◆ **Requirement**
Which lines have the string "this"? Copy all of them from the entries below.

[Entries from a visual dataset]
** START **

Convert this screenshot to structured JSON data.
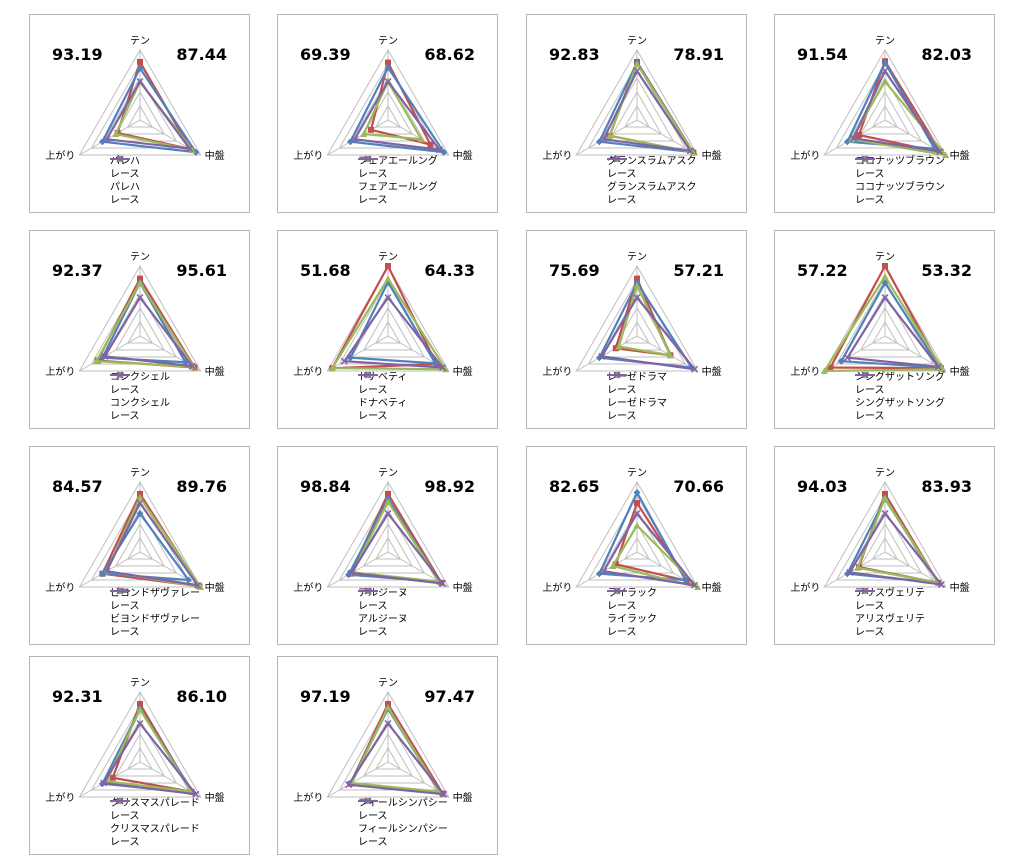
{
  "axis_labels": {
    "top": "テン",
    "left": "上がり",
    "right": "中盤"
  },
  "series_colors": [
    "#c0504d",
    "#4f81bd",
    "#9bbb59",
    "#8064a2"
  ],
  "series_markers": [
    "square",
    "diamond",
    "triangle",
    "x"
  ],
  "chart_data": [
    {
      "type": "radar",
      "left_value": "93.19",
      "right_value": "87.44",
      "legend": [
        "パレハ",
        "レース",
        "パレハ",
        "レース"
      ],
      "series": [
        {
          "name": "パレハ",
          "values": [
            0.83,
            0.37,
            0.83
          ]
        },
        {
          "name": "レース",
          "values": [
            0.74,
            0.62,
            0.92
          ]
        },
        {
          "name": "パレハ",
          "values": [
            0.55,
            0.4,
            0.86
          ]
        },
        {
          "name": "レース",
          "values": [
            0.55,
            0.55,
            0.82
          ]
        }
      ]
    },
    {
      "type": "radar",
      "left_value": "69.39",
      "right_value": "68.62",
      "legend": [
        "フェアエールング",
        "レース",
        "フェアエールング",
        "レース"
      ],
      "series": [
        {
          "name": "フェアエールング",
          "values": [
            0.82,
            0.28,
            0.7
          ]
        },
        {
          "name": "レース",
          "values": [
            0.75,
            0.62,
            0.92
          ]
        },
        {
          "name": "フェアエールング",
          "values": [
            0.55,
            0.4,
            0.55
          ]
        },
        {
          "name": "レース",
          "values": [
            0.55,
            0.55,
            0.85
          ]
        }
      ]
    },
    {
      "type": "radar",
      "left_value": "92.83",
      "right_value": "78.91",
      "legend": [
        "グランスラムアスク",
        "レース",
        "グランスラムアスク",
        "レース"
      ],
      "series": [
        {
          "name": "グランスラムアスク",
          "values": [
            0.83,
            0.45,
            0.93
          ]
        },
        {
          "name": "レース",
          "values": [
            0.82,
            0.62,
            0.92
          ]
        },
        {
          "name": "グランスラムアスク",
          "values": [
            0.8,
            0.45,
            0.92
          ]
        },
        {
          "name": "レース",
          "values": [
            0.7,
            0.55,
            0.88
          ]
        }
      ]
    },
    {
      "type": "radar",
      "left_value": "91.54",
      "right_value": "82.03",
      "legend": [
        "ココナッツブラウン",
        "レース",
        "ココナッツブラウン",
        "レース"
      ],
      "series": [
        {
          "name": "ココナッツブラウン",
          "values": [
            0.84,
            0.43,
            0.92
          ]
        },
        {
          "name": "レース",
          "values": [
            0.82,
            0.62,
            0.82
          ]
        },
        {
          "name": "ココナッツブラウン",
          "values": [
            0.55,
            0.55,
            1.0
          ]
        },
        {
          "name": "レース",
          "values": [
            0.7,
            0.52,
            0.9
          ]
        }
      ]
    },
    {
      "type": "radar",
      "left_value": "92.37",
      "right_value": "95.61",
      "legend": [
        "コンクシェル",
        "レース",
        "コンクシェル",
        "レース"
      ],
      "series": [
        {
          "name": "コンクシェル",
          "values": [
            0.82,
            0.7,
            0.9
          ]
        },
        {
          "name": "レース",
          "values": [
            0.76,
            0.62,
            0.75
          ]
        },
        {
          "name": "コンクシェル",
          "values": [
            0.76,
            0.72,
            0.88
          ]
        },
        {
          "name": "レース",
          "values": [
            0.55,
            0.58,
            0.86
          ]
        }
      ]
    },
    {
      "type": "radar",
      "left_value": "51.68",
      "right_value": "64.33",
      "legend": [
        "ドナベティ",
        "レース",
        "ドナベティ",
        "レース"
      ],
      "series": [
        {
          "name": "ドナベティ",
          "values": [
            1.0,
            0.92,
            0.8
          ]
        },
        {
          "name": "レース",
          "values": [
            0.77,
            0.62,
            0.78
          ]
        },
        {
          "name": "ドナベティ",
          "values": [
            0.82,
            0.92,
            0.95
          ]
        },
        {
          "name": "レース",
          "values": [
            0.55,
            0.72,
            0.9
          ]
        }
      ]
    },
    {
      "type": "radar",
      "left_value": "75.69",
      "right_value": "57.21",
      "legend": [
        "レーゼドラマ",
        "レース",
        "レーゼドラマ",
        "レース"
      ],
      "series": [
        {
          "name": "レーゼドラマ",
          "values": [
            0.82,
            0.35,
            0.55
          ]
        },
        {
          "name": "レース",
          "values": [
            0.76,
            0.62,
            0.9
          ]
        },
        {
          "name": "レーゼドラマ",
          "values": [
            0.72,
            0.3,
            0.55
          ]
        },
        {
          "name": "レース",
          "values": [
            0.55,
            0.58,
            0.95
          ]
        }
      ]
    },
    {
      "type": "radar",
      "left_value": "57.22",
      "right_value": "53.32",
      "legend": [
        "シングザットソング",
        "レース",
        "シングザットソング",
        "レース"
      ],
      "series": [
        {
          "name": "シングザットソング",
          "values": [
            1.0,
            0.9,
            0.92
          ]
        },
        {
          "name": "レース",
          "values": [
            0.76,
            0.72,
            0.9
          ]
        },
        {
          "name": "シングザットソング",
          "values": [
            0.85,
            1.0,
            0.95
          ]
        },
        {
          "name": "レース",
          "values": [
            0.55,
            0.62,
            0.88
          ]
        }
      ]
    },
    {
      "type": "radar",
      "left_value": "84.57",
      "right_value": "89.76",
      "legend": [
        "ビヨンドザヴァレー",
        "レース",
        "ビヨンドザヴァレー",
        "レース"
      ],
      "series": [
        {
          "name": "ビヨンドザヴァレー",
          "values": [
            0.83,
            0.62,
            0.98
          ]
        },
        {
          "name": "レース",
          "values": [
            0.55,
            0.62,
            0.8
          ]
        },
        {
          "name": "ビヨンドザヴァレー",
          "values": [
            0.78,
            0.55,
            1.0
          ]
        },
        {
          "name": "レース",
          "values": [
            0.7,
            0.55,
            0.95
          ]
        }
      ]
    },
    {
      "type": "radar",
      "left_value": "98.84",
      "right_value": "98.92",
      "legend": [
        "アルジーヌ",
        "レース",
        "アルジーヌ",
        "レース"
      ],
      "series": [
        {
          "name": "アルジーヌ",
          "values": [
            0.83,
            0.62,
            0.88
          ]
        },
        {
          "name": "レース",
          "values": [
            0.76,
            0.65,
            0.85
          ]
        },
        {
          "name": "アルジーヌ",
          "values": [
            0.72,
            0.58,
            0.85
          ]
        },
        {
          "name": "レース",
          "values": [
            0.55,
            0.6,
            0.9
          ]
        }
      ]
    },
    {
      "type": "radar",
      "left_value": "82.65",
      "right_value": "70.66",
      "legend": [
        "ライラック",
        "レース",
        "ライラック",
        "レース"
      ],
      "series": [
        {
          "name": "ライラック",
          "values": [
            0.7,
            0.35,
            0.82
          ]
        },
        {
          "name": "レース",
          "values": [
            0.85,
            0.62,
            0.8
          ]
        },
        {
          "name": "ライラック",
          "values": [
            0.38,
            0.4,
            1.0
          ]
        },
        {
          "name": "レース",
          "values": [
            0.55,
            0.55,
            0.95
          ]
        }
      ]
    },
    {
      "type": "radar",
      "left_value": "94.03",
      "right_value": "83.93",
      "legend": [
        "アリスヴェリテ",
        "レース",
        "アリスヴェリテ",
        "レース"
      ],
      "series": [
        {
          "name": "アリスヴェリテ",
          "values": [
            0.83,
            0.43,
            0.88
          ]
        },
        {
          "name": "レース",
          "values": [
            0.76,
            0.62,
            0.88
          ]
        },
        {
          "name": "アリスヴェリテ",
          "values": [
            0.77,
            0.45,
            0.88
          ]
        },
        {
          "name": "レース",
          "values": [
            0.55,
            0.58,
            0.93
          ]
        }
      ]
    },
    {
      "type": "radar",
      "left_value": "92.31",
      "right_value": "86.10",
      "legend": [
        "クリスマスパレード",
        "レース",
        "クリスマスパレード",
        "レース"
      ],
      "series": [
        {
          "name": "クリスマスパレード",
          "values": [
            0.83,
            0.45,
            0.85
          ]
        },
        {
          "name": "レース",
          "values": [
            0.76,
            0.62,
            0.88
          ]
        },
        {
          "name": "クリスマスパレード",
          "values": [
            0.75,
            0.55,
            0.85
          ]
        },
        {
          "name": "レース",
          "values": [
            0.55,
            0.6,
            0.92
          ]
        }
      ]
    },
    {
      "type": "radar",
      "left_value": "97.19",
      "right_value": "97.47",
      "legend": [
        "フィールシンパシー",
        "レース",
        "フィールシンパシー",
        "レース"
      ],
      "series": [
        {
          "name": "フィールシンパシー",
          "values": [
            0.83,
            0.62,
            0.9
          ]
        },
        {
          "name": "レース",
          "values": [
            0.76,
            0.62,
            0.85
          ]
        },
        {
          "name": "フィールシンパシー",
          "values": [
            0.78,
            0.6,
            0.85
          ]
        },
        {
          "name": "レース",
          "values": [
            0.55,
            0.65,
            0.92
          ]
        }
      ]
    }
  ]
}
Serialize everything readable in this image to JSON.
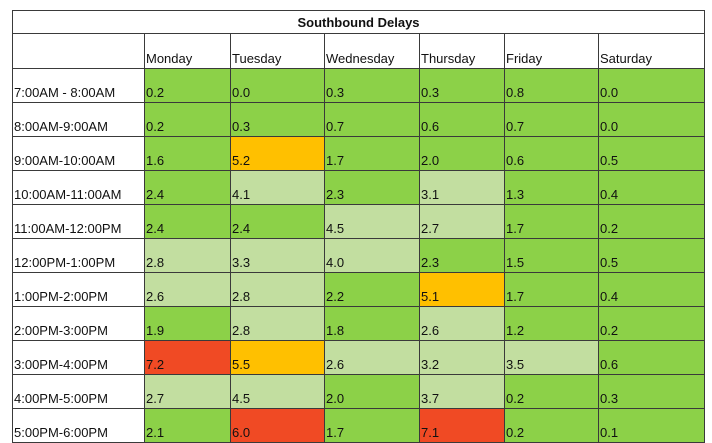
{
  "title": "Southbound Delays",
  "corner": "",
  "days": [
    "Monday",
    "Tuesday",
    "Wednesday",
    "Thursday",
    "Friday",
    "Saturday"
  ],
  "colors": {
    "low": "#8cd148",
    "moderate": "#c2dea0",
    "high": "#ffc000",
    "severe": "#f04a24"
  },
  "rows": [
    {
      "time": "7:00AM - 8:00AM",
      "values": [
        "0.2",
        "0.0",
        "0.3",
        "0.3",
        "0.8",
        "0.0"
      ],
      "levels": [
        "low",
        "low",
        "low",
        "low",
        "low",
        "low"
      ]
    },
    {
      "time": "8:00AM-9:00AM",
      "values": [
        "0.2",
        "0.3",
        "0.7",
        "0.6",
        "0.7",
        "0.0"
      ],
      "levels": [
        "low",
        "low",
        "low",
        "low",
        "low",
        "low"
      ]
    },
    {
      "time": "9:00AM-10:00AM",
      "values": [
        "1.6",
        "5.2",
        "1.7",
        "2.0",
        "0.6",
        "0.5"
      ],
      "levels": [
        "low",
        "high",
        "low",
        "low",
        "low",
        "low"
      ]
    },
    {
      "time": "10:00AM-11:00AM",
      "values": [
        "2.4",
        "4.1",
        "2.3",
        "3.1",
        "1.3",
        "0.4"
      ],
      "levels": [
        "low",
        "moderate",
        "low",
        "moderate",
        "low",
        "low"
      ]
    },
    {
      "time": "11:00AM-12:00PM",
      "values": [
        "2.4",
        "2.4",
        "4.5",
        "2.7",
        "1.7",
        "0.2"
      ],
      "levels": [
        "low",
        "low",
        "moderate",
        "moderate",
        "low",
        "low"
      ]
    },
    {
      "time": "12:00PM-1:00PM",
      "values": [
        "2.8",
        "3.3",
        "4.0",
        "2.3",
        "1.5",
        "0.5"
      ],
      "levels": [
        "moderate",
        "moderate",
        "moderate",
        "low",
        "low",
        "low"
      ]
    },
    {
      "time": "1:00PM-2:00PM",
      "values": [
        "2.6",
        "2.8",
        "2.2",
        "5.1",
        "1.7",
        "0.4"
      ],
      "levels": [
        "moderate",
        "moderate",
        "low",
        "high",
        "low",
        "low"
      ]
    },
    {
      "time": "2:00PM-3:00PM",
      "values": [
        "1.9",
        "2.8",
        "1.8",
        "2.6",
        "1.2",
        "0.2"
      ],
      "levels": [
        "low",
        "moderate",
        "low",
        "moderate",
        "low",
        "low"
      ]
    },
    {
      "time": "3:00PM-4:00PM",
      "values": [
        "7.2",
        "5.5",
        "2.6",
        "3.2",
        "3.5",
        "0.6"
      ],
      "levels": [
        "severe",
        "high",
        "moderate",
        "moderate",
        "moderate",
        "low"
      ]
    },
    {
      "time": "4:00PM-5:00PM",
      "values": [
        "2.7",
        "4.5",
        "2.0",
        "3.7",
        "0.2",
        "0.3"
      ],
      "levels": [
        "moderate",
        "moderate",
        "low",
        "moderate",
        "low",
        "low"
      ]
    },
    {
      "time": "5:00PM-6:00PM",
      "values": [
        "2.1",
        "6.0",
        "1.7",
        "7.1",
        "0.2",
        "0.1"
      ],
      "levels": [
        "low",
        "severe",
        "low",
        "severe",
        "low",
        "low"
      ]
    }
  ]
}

** END **

◆ **Output of the task**
Convert this screenshot to structured JSON data.
Serialize everything readable in this image to JSON.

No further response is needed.